**Description of the task:** Transcribe every line exactly and omit anything that is a picture.

Rows from a dataset:
-- Start --
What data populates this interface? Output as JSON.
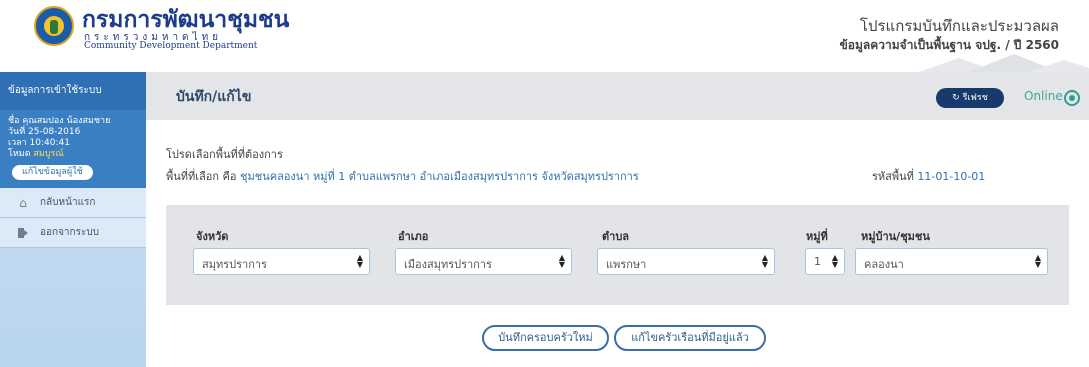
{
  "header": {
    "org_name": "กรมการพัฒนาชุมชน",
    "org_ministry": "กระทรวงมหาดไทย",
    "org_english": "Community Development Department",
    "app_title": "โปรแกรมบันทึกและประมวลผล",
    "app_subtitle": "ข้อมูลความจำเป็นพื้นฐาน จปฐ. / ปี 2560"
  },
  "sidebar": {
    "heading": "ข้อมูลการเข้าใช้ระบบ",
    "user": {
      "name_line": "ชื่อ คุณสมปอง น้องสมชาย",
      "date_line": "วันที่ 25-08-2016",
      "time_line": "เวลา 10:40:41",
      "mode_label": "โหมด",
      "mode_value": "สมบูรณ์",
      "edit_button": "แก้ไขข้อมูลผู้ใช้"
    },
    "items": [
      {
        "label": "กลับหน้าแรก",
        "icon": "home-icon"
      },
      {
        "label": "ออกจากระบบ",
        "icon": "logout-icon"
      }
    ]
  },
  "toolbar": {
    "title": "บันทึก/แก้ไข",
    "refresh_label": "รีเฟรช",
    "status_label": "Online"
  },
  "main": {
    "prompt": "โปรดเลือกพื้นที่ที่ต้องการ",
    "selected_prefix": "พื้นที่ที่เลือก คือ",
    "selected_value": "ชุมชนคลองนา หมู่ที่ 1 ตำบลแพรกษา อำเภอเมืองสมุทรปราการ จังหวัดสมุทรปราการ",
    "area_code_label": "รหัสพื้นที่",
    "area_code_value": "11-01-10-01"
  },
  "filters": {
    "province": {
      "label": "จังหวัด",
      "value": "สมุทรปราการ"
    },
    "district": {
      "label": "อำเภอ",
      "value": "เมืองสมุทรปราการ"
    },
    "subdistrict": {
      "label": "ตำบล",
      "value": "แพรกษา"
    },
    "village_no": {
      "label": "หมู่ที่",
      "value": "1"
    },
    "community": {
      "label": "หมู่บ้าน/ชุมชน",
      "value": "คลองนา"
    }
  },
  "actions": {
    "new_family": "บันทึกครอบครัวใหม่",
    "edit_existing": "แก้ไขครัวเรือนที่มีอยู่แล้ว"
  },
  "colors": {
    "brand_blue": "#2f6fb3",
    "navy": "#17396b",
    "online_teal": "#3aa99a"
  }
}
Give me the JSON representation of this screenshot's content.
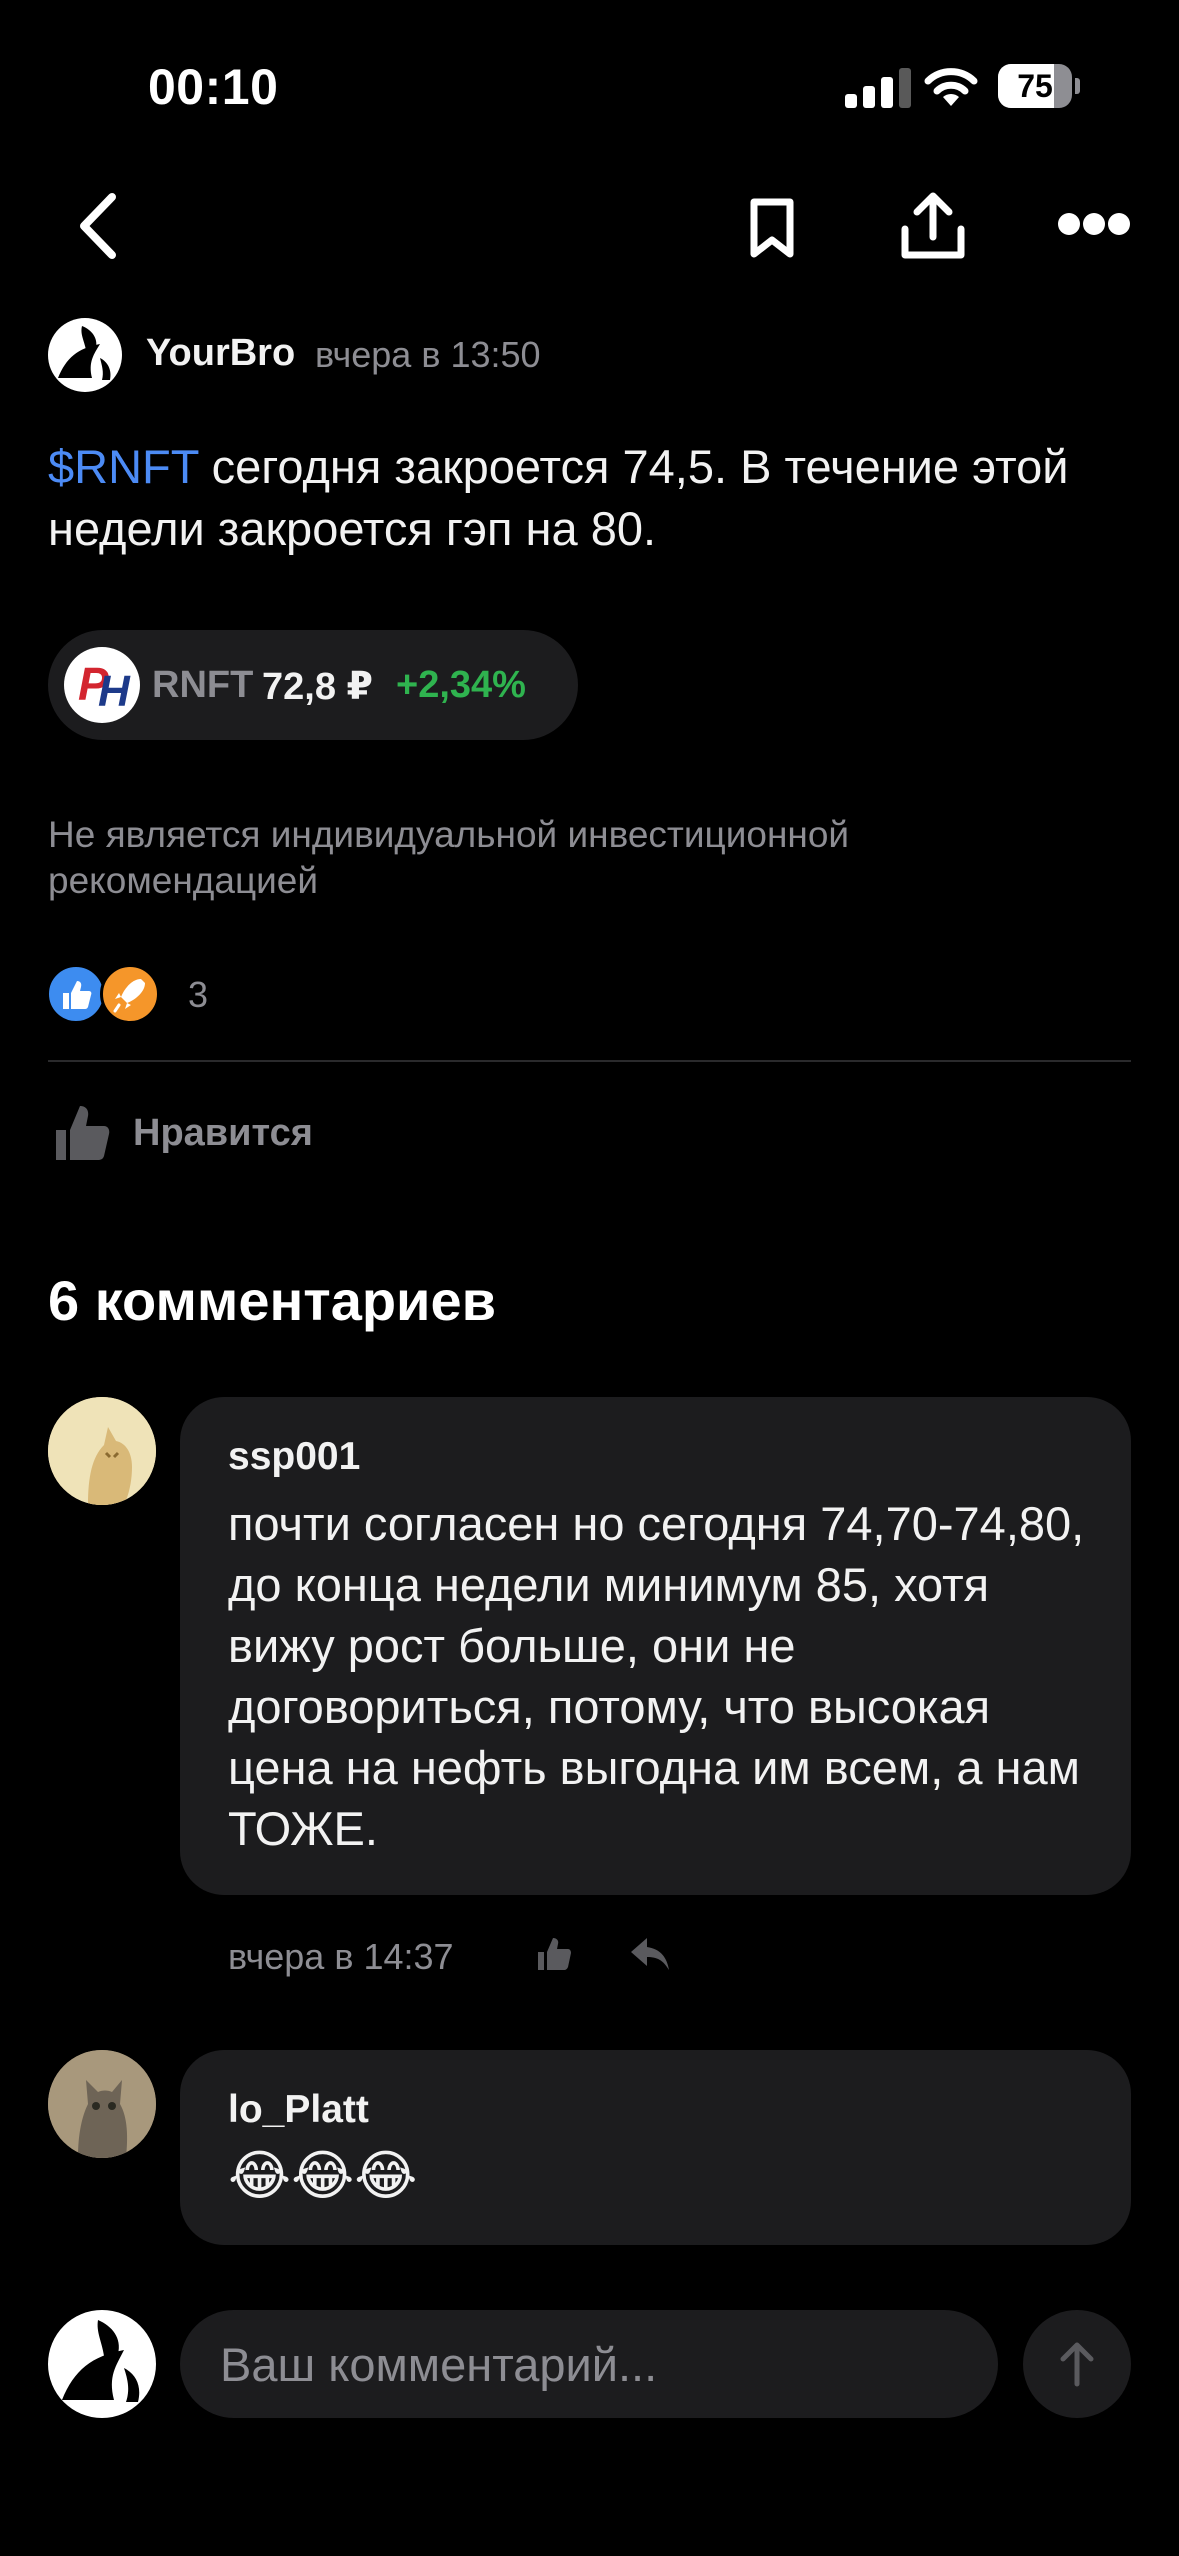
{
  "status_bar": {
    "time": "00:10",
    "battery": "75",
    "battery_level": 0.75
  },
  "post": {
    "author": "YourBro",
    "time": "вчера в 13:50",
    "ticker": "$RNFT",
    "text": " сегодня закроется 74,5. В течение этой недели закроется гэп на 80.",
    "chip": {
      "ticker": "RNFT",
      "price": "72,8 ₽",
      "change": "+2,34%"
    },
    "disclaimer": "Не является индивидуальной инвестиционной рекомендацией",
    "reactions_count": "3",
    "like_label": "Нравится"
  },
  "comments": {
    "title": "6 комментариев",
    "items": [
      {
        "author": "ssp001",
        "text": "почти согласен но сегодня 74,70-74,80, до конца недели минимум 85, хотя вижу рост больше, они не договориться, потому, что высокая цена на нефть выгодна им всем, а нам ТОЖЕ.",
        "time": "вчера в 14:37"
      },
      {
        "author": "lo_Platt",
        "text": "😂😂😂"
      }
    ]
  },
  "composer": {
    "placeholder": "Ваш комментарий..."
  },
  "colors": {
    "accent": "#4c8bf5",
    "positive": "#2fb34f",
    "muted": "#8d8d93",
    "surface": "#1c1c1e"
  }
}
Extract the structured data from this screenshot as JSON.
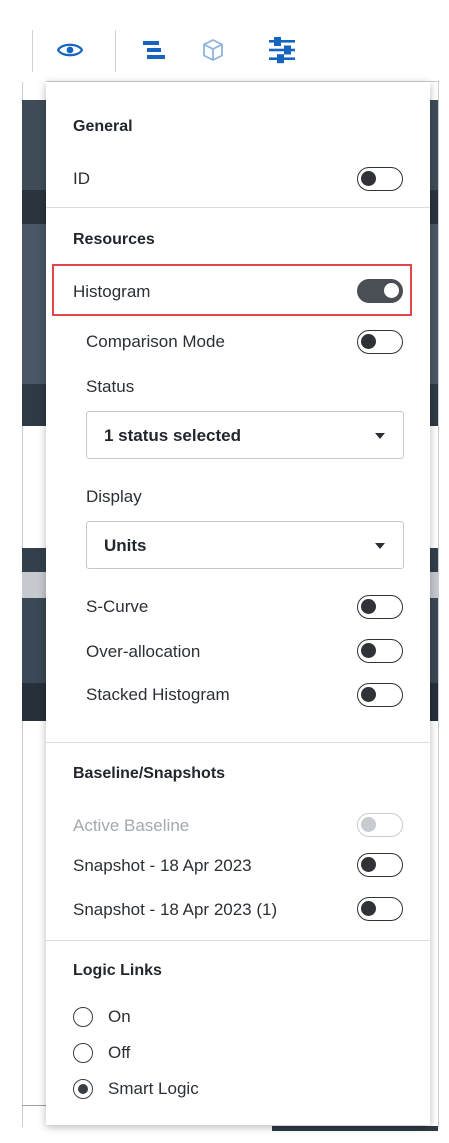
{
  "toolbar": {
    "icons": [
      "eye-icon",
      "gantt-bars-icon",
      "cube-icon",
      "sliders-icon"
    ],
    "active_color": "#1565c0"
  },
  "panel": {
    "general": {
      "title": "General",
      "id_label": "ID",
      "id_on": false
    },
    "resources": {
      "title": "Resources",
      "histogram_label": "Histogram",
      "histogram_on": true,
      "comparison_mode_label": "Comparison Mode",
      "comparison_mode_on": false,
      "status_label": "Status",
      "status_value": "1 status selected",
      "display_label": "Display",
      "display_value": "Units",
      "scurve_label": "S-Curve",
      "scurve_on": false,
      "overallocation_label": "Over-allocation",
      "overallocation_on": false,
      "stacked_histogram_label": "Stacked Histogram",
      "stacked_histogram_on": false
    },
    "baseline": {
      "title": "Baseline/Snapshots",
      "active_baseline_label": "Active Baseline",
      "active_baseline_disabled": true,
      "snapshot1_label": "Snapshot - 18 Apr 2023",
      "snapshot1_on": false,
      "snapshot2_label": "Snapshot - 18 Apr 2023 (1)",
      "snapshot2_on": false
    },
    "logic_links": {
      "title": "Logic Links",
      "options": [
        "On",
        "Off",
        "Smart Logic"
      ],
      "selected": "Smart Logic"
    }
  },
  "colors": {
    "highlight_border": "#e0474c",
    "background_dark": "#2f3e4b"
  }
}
-- End --
**Response for this exercise:**
What data populates this interface? Output as JSON.
{
  "header": {
    "org_name": "กรมการพัฒนาชุมชน",
    "org_ministry": "กระทรวงมหาดไทย",
    "org_english": "Community Development Department",
    "app_title": "โปรแกรมบันทึกและประมวลผล",
    "app_subtitle": "ข้อมูลความจำเป็นพื้นฐาน จปฐ. / ปี 2560"
  },
  "sidebar": {
    "heading": "ข้อมูลการเข้าใช้ระบบ",
    "user": {
      "name_line": "ชื่อ คุณสมปอง น้องสมชาย",
      "date_line": "วันที่ 25-08-2016",
      "time_line": "เวลา 10:40:41",
      "mode_label": "โหมด",
      "mode_value": "สมบูรณ์",
      "edit_button": "แก้ไขข้อมูลผู้ใช้"
    },
    "items": [
      {
        "label": "กลับหน้าแรก",
        "icon": "home-icon"
      },
      {
        "label": "ออกจากระบบ",
        "icon": "logout-icon"
      }
    ]
  },
  "toolbar": {
    "title": "บันทึก/แก้ไข",
    "refresh_label": "รีเฟรช",
    "status_label": "Online"
  },
  "main": {
    "prompt": "โปรดเลือกพื้นที่ที่ต้องการ",
    "selected_prefix": "พื้นที่ที่เลือก คือ",
    "selected_value": "ชุมชนคลองนา หมู่ที่ 1 ตำบลแพรกษา อำเภอเมืองสมุทรปราการ จังหวัดสมุทรปราการ",
    "area_code_label": "รหัสพื้นที่",
    "area_code_value": "11-01-10-01"
  },
  "filters": {
    "province": {
      "label": "จังหวัด",
      "value": "สมุทรปราการ"
    },
    "district": {
      "label": "อำเภอ",
      "value": "เมืองสมุทรปราการ"
    },
    "subdistrict": {
      "label": "ตำบล",
      "value": "แพรกษา"
    },
    "village_no": {
      "label": "หมู่ที่",
      "value": "1"
    },
    "community": {
      "label": "หมู่บ้าน/ชุมชน",
      "value": "คลองนา"
    }
  },
  "actions": {
    "new_family": "บันทึกครอบครัวใหม่",
    "edit_existing": "แก้ไขครัวเรือนที่มีอยู่แล้ว"
  },
  "colors": {
    "brand_blue": "#2f6fb3",
    "navy": "#17396b",
    "online_teal": "#3aa99a"
  }
}
Give me the JSON representation of this screenshot's content.
{
  "status_bar": {
    "time": "00:10",
    "battery": "75",
    "battery_level": 0.75
  },
  "post": {
    "author": "YourBro",
    "time": "вчера в 13:50",
    "ticker": "$RNFT",
    "text": " сегодня закроется 74,5. В течение этой недели закроется гэп на 80.",
    "chip": {
      "ticker": "RNFT",
      "price": "72,8 ₽",
      "change": "+2,34%"
    },
    "disclaimer": "Не является индивидуальной инвестиционной рекомендацией",
    "reactions_count": "3",
    "like_label": "Нравится"
  },
  "comments": {
    "title": "6 комментариев",
    "items": [
      {
        "author": "ssp001",
        "text": "почти согласен но сегодня 74,70-74,80, до конца недели минимум 85, хотя вижу рост больше, они не договориться, потому, что высокая цена на нефть выгодна им всем, а нам ТОЖЕ.",
        "time": "вчера в 14:37"
      },
      {
        "author": "lo_Platt",
        "text": "😂😂😂"
      }
    ]
  },
  "composer": {
    "placeholder": "Ваш комментарий..."
  },
  "colors": {
    "accent": "#4c8bf5",
    "positive": "#2fb34f",
    "muted": "#8d8d93",
    "surface": "#1c1c1e"
  }
}
Extract the structured data from this screenshot as JSON.
{
  "toolbar": {
    "icons": [
      "eye-icon",
      "gantt-bars-icon",
      "cube-icon",
      "sliders-icon"
    ],
    "active_color": "#1565c0"
  },
  "panel": {
    "general": {
      "title": "General",
      "id_label": "ID",
      "id_on": false
    },
    "resources": {
      "title": "Resources",
      "histogram_label": "Histogram",
      "histogram_on": true,
      "comparison_mode_label": "Comparison Mode",
      "comparison_mode_on": false,
      "status_label": "Status",
      "status_value": "1 status selected",
      "display_label": "Display",
      "display_value": "Units",
      "scurve_label": "S-Curve",
      "scurve_on": false,
      "overallocation_label": "Over-allocation",
      "overallocation_on": false,
      "stacked_histogram_label": "Stacked Histogram",
      "stacked_histogram_on": false
    },
    "baseline": {
      "title": "Baseline/Snapshots",
      "active_baseline_label": "Active Baseline",
      "active_baseline_disabled": true,
      "snapshot1_label": "Snapshot - 18 Apr 2023",
      "snapshot1_on": false,
      "snapshot2_label": "Snapshot - 18 Apr 2023 (1)",
      "snapshot2_on": false
    },
    "logic_links": {
      "title": "Logic Links",
      "options": [
        "On",
        "Off",
        "Smart Logic"
      ],
      "selected": "Smart Logic"
    }
  },
  "colors": {
    "highlight_border": "#e0474c",
    "background_dark": "#2f3e4b"
  }
}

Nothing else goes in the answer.